====== DATA FOR THIS TASK
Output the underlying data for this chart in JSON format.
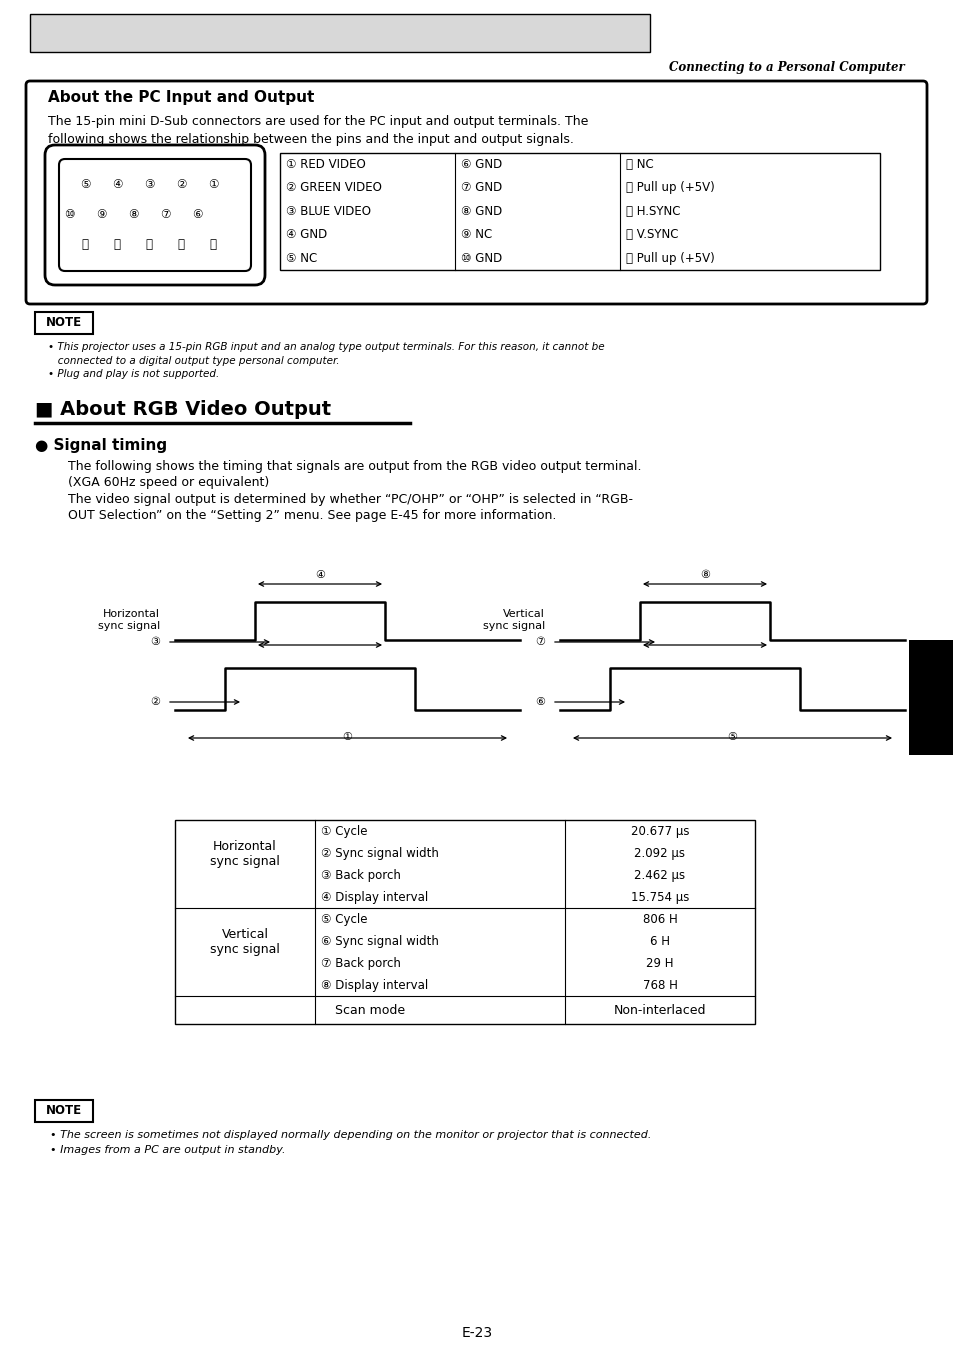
{
  "page_title_italic": "Connecting to a Personal Computer",
  "section1_title": "About the PC Input and Output",
  "section1_body_l1": "The 15-pin mini D-Sub connectors are used for the PC input and output terminals. The",
  "section1_body_l2": "following shows the relationship between the pins and the input and output signals.",
  "pin_table": [
    [
      "① RED VIDEO",
      "⑥ GND",
      "⑪ NC"
    ],
    [
      "② GREEN VIDEO",
      "⑦ GND",
      "⑫ Pull up (+5V)"
    ],
    [
      "③ BLUE VIDEO",
      "⑧ GND",
      "⑬ H.SYNC"
    ],
    [
      "④ GND",
      "⑨ NC",
      "⑭ V.SYNC"
    ],
    [
      "⑤ NC",
      "⑩ GND",
      "⑮ Pull up (+5V)"
    ]
  ],
  "note1_lines": [
    "• This projector uses a 15-pin RGB input and an analog type output terminals. For this reason, it cannot be",
    "   connected to a digital output type personal computer.",
    "• Plug and play is not supported."
  ],
  "section2_title": "■ About RGB Video Output",
  "section3_title": "● Signal timing",
  "signal_body_l1": "The following shows the timing that signals are output from the RGB video output terminal.",
  "signal_body_l2": "(XGA 60Hz speed or equivalent)",
  "signal_body_l3": "The video signal output is determined by whether “PC/OHP” or “OHP” is selected in “RGB-",
  "signal_body_l4": "OUT Selection” on the “Setting 2” menu. See page E-45 for more information.",
  "timing_table_h_rows": [
    [
      "① Cycle",
      "20.677 μs"
    ],
    [
      "② Sync signal width",
      "2.092 μs"
    ],
    [
      "③ Back porch",
      "2.462 μs"
    ],
    [
      "④ Display interval",
      "15.754 μs"
    ]
  ],
  "timing_table_v_rows": [
    [
      "⑤ Cycle",
      "806 H"
    ],
    [
      "⑥ Sync signal width",
      "6 H"
    ],
    [
      "⑦ Back porch",
      "29 H"
    ],
    [
      "⑧ Display interval",
      "768 H"
    ]
  ],
  "scan_label": "Scan mode",
  "scan_value": "Non-interlaced",
  "note2_lines": [
    "• The screen is sometimes not displayed normally depending on the monitor or projector that is connected.",
    "• Images from a PC are output in standby."
  ],
  "page_number": "E-23"
}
============
▶ [WORK TO COMPLETE] Transcribe the listing in full and omit the pictures.

▶ [RESULT OF THE EXERCISE]
Output the underlying data for this chart in JSON format.
{
  "page_title_italic": "Connecting to a Personal Computer",
  "section1_title": "About the PC Input and Output",
  "section1_body_l1": "The 15-pin mini D-Sub connectors are used for the PC input and output terminals. The",
  "section1_body_l2": "following shows the relationship between the pins and the input and output signals.",
  "pin_table": [
    [
      "① RED VIDEO",
      "⑥ GND",
      "⑪ NC"
    ],
    [
      "② GREEN VIDEO",
      "⑦ GND",
      "⑫ Pull up (+5V)"
    ],
    [
      "③ BLUE VIDEO",
      "⑧ GND",
      "⑬ H.SYNC"
    ],
    [
      "④ GND",
      "⑨ NC",
      "⑭ V.SYNC"
    ],
    [
      "⑤ NC",
      "⑩ GND",
      "⑮ Pull up (+5V)"
    ]
  ],
  "note1_lines": [
    "• This projector uses a 15-pin RGB input and an analog type output terminals. For this reason, it cannot be",
    "   connected to a digital output type personal computer.",
    "• Plug and play is not supported."
  ],
  "section2_title": "■ About RGB Video Output",
  "section3_title": "● Signal timing",
  "signal_body_l1": "The following shows the timing that signals are output from the RGB video output terminal.",
  "signal_body_l2": "(XGA 60Hz speed or equivalent)",
  "signal_body_l3": "The video signal output is determined by whether “PC/OHP” or “OHP” is selected in “RGB-",
  "signal_body_l4": "OUT Selection” on the “Setting 2” menu. See page E-45 for more information.",
  "timing_table_h_rows": [
    [
      "① Cycle",
      "20.677 μs"
    ],
    [
      "② Sync signal width",
      "2.092 μs"
    ],
    [
      "③ Back porch",
      "2.462 μs"
    ],
    [
      "④ Display interval",
      "15.754 μs"
    ]
  ],
  "timing_table_v_rows": [
    [
      "⑤ Cycle",
      "806 H"
    ],
    [
      "⑥ Sync signal width",
      "6 H"
    ],
    [
      "⑦ Back porch",
      "29 H"
    ],
    [
      "⑧ Display interval",
      "768 H"
    ]
  ],
  "scan_label": "Scan mode",
  "scan_value": "Non-interlaced",
  "note2_lines": [
    "• The screen is sometimes not displayed normally depending on the monitor or projector that is connected.",
    "• Images from a PC are output in standby."
  ],
  "page_number": "E-23"
}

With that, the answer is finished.